BEGIN INPUT DATA

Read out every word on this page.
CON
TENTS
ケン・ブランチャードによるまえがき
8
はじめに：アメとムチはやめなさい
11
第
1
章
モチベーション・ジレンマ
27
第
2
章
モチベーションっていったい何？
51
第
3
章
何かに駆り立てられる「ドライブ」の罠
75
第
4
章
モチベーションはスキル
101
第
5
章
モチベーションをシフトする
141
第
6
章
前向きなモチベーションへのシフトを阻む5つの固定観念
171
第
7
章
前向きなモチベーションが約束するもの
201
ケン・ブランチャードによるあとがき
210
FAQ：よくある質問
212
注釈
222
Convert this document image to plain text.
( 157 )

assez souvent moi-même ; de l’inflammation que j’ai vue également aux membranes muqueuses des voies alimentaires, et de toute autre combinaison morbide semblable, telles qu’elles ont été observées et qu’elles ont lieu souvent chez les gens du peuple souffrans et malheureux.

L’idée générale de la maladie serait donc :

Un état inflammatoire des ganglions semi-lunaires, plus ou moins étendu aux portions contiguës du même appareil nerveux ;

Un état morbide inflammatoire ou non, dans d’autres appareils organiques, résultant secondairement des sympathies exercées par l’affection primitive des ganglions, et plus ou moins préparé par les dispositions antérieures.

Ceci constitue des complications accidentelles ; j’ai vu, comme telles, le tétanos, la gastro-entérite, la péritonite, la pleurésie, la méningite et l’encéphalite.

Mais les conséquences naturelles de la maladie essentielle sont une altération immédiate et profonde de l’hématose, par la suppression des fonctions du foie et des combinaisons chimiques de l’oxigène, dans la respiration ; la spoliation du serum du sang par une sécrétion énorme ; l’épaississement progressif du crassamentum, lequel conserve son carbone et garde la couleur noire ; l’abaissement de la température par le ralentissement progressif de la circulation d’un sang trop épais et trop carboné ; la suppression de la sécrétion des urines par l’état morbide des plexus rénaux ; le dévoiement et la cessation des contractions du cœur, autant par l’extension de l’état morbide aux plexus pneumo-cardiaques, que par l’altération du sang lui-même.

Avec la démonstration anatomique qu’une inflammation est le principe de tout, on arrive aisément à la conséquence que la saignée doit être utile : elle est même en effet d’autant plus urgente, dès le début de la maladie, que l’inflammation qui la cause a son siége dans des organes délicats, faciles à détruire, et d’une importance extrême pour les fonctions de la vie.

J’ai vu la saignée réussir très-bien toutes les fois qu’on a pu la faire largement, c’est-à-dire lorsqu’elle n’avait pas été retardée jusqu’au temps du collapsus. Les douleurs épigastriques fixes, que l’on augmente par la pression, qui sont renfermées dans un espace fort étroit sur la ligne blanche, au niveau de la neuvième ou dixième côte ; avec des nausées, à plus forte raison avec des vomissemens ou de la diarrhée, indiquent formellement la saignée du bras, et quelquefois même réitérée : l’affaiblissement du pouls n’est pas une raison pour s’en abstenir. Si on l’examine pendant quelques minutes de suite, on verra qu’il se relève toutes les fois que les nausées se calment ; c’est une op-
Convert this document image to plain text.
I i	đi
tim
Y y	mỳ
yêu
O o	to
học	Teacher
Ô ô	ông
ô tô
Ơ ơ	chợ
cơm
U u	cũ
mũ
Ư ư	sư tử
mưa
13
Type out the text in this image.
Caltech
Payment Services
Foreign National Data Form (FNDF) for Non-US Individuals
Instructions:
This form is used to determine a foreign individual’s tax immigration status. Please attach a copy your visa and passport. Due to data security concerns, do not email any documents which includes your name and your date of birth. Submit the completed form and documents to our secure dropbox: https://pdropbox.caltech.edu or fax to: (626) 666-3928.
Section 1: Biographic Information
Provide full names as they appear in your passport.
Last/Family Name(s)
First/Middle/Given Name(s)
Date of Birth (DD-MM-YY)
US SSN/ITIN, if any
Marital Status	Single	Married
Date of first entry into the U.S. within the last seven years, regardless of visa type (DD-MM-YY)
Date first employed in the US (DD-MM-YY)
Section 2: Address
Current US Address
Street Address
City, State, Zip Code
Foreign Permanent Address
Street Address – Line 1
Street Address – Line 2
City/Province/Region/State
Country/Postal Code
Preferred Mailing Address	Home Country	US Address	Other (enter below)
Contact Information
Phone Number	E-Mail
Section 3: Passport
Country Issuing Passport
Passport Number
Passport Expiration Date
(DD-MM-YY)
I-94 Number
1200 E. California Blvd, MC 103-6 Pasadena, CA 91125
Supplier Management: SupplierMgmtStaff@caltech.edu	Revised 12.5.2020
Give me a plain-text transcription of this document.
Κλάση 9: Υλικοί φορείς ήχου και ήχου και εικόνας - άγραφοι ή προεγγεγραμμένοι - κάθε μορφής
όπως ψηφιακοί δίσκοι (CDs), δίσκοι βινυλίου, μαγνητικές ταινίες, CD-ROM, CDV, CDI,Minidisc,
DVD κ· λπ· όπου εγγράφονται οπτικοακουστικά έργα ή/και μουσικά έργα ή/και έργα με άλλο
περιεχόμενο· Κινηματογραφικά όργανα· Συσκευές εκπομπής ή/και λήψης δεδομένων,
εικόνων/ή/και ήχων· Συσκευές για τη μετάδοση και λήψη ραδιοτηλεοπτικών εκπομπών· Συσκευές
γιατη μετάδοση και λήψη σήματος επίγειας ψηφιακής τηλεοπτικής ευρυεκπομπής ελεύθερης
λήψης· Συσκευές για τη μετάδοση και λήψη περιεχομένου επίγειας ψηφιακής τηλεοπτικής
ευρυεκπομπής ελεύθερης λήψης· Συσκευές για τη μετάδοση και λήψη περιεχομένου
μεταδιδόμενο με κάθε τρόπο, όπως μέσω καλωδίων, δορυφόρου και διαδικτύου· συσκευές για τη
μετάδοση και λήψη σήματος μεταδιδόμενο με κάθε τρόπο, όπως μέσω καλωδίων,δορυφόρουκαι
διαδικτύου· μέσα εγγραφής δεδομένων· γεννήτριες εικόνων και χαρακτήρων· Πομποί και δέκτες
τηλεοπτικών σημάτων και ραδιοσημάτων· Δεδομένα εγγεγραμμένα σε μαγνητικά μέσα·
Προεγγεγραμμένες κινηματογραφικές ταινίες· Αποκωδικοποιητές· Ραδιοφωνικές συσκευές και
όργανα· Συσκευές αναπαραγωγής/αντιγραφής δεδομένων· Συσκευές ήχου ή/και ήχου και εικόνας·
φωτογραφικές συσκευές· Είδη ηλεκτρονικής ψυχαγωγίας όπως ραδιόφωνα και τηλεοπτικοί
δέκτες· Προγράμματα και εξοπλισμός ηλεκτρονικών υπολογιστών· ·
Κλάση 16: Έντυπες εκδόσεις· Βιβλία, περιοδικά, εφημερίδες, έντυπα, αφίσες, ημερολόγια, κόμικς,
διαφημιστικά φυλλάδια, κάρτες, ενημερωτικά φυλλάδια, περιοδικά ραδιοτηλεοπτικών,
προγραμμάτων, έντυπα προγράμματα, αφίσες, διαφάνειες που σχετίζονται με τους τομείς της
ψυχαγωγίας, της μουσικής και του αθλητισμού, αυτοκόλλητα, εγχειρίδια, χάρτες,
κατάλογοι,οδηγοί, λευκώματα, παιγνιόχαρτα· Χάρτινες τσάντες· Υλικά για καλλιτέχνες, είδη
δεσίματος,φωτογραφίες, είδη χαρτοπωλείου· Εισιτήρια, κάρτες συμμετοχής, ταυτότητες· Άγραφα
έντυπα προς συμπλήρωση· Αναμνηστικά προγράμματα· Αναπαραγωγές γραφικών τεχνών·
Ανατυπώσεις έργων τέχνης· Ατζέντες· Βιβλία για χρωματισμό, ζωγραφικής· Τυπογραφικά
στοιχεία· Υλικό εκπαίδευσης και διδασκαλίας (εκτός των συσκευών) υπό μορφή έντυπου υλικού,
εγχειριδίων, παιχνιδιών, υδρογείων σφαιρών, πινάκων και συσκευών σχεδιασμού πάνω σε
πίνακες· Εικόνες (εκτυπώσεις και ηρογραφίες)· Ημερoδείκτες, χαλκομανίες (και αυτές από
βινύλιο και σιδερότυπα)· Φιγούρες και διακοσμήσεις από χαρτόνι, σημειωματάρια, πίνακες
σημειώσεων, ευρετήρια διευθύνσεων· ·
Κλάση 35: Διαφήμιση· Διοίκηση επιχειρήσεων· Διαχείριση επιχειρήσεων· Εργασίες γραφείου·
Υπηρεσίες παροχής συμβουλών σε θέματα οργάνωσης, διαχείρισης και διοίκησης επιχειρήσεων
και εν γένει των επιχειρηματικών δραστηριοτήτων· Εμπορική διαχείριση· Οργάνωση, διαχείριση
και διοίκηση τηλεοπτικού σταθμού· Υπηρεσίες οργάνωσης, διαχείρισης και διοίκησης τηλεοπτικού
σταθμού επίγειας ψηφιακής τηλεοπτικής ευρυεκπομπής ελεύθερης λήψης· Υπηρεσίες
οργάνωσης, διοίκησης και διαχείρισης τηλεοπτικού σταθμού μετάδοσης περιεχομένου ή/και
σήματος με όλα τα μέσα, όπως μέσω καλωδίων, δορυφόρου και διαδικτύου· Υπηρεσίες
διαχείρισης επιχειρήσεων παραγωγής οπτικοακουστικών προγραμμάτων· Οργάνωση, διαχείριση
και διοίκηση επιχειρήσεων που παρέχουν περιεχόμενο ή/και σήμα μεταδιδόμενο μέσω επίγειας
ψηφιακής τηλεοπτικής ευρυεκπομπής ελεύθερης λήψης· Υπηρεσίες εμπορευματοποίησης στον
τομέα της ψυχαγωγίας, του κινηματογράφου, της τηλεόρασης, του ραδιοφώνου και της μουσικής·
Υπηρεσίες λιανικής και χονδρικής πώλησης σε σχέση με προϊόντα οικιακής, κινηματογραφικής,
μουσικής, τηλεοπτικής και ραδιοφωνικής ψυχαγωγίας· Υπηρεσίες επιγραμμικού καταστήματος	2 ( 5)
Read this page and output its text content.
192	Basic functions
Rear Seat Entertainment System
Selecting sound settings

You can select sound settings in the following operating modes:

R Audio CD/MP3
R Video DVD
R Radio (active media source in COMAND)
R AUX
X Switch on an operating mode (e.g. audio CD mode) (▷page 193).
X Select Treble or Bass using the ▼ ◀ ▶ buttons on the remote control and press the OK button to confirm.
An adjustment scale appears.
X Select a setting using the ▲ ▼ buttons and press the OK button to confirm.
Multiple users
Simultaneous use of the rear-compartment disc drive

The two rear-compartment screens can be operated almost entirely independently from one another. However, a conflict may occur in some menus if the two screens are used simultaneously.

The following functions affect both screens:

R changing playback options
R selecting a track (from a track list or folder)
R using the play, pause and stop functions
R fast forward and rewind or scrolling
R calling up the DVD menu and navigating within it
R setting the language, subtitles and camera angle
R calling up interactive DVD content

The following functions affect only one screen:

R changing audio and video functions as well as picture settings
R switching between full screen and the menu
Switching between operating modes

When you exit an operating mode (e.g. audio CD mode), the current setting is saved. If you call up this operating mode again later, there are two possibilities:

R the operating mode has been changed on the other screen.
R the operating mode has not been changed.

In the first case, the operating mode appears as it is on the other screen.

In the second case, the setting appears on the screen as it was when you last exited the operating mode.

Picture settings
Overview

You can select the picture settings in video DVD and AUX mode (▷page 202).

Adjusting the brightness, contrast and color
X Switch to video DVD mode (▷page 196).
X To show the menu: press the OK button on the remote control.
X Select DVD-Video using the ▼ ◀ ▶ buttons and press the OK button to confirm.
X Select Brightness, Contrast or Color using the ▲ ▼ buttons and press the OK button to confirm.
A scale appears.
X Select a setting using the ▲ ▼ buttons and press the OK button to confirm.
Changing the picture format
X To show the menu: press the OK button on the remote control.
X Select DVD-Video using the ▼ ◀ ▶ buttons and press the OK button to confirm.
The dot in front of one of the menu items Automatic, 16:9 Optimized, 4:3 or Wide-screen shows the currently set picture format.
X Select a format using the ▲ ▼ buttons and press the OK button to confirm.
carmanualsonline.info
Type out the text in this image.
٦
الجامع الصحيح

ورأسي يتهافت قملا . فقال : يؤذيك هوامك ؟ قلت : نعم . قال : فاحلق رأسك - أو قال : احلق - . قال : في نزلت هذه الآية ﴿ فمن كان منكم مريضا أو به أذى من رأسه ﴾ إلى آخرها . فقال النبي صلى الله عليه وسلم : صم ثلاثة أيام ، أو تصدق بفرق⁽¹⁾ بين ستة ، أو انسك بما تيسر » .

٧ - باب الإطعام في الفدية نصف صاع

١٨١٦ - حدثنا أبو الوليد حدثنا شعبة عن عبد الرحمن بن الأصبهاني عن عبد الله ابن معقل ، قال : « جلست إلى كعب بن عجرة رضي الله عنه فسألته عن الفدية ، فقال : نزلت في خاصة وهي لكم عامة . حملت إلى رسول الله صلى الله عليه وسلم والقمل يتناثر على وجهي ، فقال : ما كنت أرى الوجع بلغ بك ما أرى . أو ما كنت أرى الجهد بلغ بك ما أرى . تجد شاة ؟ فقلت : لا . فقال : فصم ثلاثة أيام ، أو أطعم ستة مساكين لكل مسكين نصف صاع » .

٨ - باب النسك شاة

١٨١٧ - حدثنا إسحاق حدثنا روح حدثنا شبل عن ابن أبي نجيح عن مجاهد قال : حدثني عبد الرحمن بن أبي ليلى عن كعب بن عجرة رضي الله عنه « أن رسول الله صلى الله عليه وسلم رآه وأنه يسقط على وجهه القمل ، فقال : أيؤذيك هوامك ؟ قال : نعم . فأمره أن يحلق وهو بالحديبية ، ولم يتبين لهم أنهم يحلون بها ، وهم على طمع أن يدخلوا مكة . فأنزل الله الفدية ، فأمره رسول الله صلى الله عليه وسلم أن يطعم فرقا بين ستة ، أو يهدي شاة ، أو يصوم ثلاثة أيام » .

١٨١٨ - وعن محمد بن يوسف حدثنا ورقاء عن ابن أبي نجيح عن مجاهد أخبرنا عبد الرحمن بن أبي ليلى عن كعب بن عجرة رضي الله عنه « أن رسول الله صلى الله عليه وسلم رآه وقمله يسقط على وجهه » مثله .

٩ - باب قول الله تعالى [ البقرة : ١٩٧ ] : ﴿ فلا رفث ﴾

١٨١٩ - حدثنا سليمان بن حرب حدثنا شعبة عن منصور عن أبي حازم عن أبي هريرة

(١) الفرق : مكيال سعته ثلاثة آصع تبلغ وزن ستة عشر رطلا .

END INPUT DATA

STATED PROBLEM
Return all lines containing "screens".

SOLUTION TO THE EXERCISE
The two rear-compartment screens can be operated almost entirely independently from one another. However, a conflict may occur in some menus if the two screens are used simultaneously.
The following functions affect both screens:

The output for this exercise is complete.